- **PAGE EXTRACT**:

*** Begin section ***

John Herschel discovered NGC 5619 = h1806 on 10 Apr 1828 and recorded "vF, R; vgbM; 25"." He missed the two nearby companions, including IC 4424. Auguste Voigt independently found the galaxy again in 1865, though the rediscovery was not published.
400/500mm - 17.5" (6/8/91): fairly faint, fairly small, elongated 2:1 SSW-NNE, bright core, faint stellar nucleus. A mag 13.5 star is 1.7' NW of center. Brightest of three with IC 4424 3.5' NE and UGC 9258 3' ESE. The three galaxies form a rough equilateral triangle with sides of length 3'.

*** End section ***

- **WHAT IS NEEDED**:
Carry on the NGC 5619 observing notes from their last sentence.

- **DATA SUPPLIED**:
*** Begin section ***

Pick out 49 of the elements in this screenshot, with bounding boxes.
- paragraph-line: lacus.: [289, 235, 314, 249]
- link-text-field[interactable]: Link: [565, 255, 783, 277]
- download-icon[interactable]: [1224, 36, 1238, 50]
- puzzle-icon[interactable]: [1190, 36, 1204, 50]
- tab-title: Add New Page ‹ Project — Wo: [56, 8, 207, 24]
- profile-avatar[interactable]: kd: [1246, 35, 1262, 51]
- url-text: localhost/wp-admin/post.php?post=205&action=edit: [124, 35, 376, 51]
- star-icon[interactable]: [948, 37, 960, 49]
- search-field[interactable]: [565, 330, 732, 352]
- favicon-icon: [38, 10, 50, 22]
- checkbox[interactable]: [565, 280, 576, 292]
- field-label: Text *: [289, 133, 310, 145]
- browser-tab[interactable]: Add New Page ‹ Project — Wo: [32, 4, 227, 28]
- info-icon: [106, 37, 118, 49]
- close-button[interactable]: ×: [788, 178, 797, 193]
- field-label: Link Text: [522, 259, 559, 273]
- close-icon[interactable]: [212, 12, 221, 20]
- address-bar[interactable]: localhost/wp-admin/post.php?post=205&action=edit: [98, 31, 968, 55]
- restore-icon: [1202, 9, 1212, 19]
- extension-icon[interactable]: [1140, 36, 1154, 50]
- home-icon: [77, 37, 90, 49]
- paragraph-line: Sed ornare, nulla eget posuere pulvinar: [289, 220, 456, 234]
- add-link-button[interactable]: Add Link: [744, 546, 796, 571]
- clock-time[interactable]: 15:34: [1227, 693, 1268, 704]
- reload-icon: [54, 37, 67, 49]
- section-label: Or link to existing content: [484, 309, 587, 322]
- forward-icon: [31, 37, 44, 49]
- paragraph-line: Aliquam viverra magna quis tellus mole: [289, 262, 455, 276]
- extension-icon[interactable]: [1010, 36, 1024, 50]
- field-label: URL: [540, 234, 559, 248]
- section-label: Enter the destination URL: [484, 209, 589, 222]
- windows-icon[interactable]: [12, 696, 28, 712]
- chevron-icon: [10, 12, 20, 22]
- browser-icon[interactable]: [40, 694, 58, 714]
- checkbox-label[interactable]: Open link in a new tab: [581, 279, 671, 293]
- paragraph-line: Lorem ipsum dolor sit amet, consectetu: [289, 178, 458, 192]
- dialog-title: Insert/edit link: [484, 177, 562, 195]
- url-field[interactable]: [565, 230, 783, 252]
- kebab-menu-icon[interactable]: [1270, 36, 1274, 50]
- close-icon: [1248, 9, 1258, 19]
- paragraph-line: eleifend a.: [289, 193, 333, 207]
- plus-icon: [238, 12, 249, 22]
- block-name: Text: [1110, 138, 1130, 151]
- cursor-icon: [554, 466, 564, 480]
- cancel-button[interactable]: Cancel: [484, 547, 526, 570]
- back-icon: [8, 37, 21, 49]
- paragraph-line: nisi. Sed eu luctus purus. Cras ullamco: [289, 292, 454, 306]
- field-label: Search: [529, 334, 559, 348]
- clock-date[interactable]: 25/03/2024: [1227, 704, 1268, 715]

*** End section ***

- **EXERCISE ANSWER**:
600/800mm - 24" (5/11/13): moderately to fairly bright, very elongated 5:2 N-S, ~1.6'x0.7', sharply concentrated with a very bright, very small core. Brightest and largest in a trio with IC 4424 3.7' ENE and UGC 9258 = NGC 5619C 3.2' ESE. IC 4424 appeared fairly faint, fairly small, elongated 3:2 NW-SE, ~24"x14". A mag 16 star is just off the south side, 15" from center. UGC 9258 appeared faint to fairly faint, low surface brightness (face-on spiral?), round, diffuse glow, very weak concentration, 24" diameter.